Drop the images; return everything else in the listing below exactly.

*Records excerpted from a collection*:
• • •

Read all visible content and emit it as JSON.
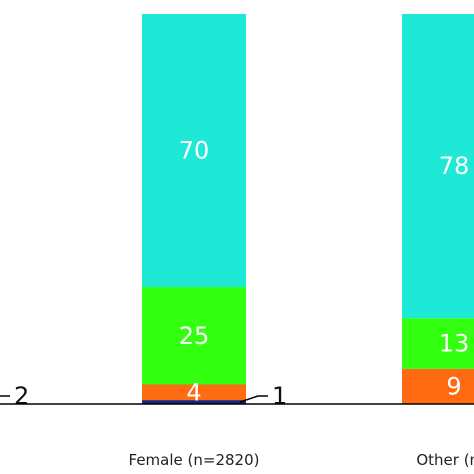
{
  "chart_data": {
    "type": "bar",
    "stacked": true,
    "categories": [
      "",
      "Female (n=2820)",
      "Other (n="
    ],
    "series": [
      {
        "color": "#1a237e",
        "values": [
          null,
          1,
          null
        ]
      },
      {
        "color": "#ff6a13",
        "values": [
          null,
          4,
          9
        ]
      },
      {
        "color": "#33ff11",
        "values": [
          null,
          25,
          13
        ]
      },
      {
        "color": "#1de9d6",
        "values": [
          null,
          70,
          78
        ]
      }
    ],
    "segment_labels": [
      [
        null,
        "",
        null
      ],
      [
        null,
        "4",
        "9"
      ],
      [
        null,
        "25",
        "13"
      ],
      [
        null,
        "70",
        "78"
      ]
    ],
    "callouts": [
      {
        "category_index": 0,
        "text": "2"
      },
      {
        "category_index": 1,
        "text": "1"
      }
    ],
    "ylim": [
      0,
      100
    ],
    "grid": false,
    "legend": "none"
  }
}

• • •

*SOLUTION BELOW*:
Read all visible content and emit it as JSON.
{
  "chart_data": {
    "type": "bar",
    "stacked": true,
    "categories": [
      "",
      "Female (n=2820)",
      "Other (n="
    ],
    "series": [
      {
        "color": "#1a237e",
        "values": [
          null,
          1,
          null
        ]
      },
      {
        "color": "#ff6a13",
        "values": [
          null,
          4,
          9
        ]
      },
      {
        "color": "#33ff11",
        "values": [
          null,
          25,
          13
        ]
      },
      {
        "color": "#1de9d6",
        "values": [
          null,
          70,
          78
        ]
      }
    ],
    "segment_labels": [
      [
        null,
        "",
        null
      ],
      [
        null,
        "4",
        "9"
      ],
      [
        null,
        "25",
        "13"
      ],
      [
        null,
        "70",
        "78"
      ]
    ],
    "callouts": [
      {
        "category_index": 0,
        "text": "2"
      },
      {
        "category_index": 1,
        "text": "1"
      }
    ],
    "ylim": [
      0,
      100
    ],
    "grid": false,
    "legend": "none"
  }
}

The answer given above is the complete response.